--- start STORED DATA ---
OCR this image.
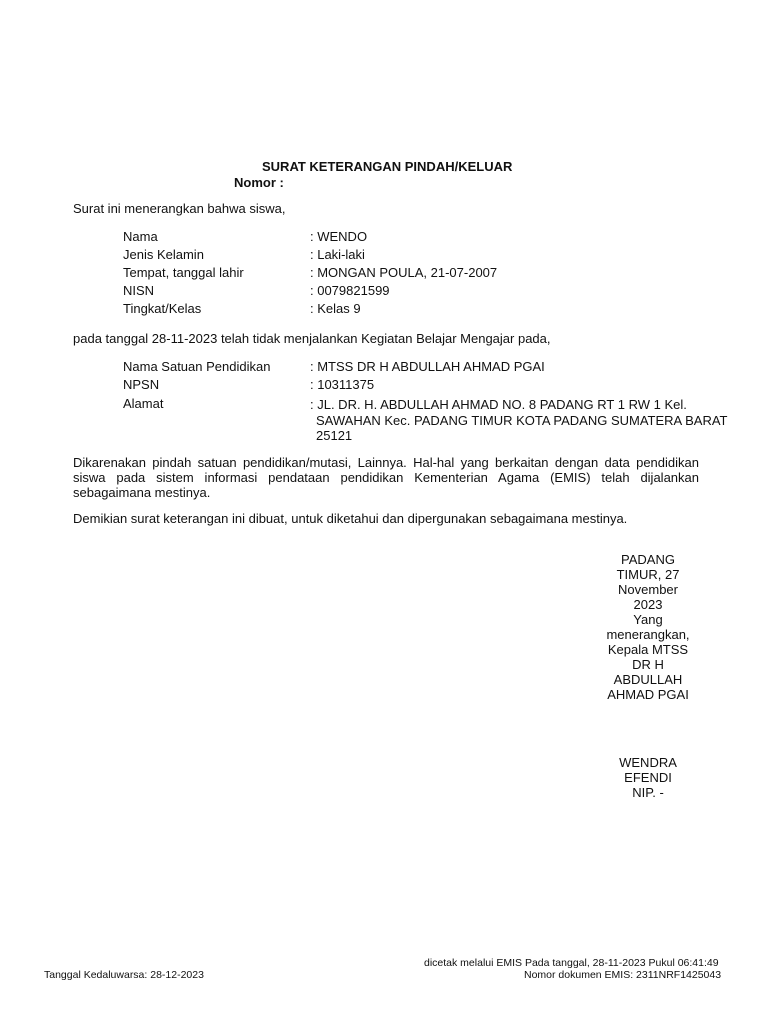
SURAT KETERANGAN PINDAH/KELUAR
Nomor :
Surat ini menerangkan bahwa siswa,
Nama	: WENDO
Jenis Kelamin	: Laki-laki
Tempat, tanggal lahir	: MONGAN POULA, 21-07-2007
NISN	: 0079821599
Tingkat/Kelas	: Kelas 9
pada tanggal 28-11-2023 telah tidak menjalankan Kegiatan Belajar Mengajar pada,
Nama Satuan Pendidikan	: MTSS DR H ABDULLAH AHMAD PGAI
NPSN	: 10311375
Alamat	: JL. DR. H. ABDULLAH AHMAD NO. 8 PADANG RT 1 RW 1 Kel.
SAWAHAN Kec. PADANG TIMUR KOTA PADANG SUMATERA BARAT
25121
Dikarenakan pindah satuan pendidikan/mutasi, Lainnya. Hal-hal yang berkaitan dengan data pendidikan siswa pada sistem informasi pendataan pendidikan Kementerian Agama (EMIS) telah dijalankan sebagaimana mestinya.
Demikian surat keterangan ini dibuat, untuk diketahui dan dipergunakan sebagaimana mestinya.
PADANG
TIMUR, 27
November
2023
Yang
menerangkan,
Kepala MTSS
DR H
ABDULLAH
AHMAD PGAI
WENDRA
EFENDI
NIP. -
dicetak melalui EMIS Pada tanggal, 28-11-2023 Pukul 06:41:49
Tanggal Kedaluwarsa: 28-12-2023	Nomor dokumen EMIS: 2311NRF1425043
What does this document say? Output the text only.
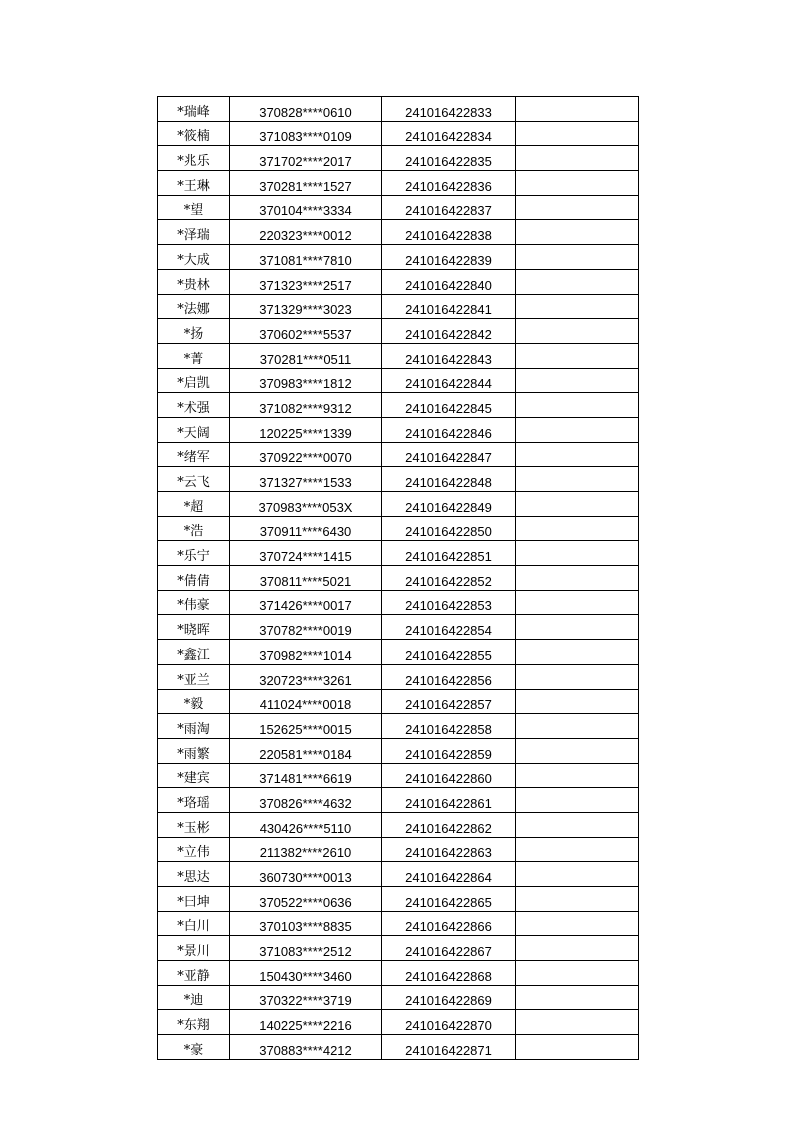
*瑞峰	370828****0610	241016422833	
*筱楠	371083****0109	241016422834	
*兆乐	371702****2017	241016422835	
*王琳	370281****1527	241016422836	
*望	370104****3334	241016422837	
*泽瑞	220323****0012	241016422838	
*大成	371081****7810	241016422839	
*贵林	371323****2517	241016422840	
*法娜	371329****3023	241016422841	
*扬	370602****5537	241016422842	
*菁	370281****0511	241016422843	
*启凯	370983****1812	241016422844	
*术强	371082****9312	241016422845	
*天阔	120225****1339	241016422846	
*绪军	370922****0070	241016422847	
*云飞	371327****1533	241016422848	
*超	370983****053X	241016422849	
*浩	370911****6430	241016422850	
*乐宁	370724****1415	241016422851	
*倩倩	370811****5021	241016422852	
*伟豪	371426****0017	241016422853	
*晓晖	370782****0019	241016422854	
*鑫江	370982****1014	241016422855	
*亚兰	320723****3261	241016422856	
*毅	411024****0018	241016422857	
*雨淘	152625****0015	241016422858	
*雨繁	220581****0184	241016422859	
*建宾	371481****6619	241016422860	
*珞瑶	370826****4632	241016422861	
*玉彬	430426****5110	241016422862	
*立伟	211382****2610	241016422863	
*思达	360730****0013	241016422864	
*曰坤	370522****0636	241016422865	
*白川	370103****8835	241016422866	
*景川	371083****2512	241016422867	
*亚静	150430****3460	241016422868	
*迪	370322****3719	241016422869	
*东翔	140225****2216	241016422870	
*豪	370883****4212	241016422871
--- end STORED DATA ---
DIRECTIONS. Go through the entries above and copy every line containing "ABDULLAH".

ANSWER TO THE EXERCISE.
Nama Satuan Pendidikan	: MTSS DR H ABDULLAH AHMAD PGAI
Alamat	: JL. DR. H. ABDULLAH AHMAD NO. 8 PADANG RT 1 RW 1 Kel.
ABDULLAH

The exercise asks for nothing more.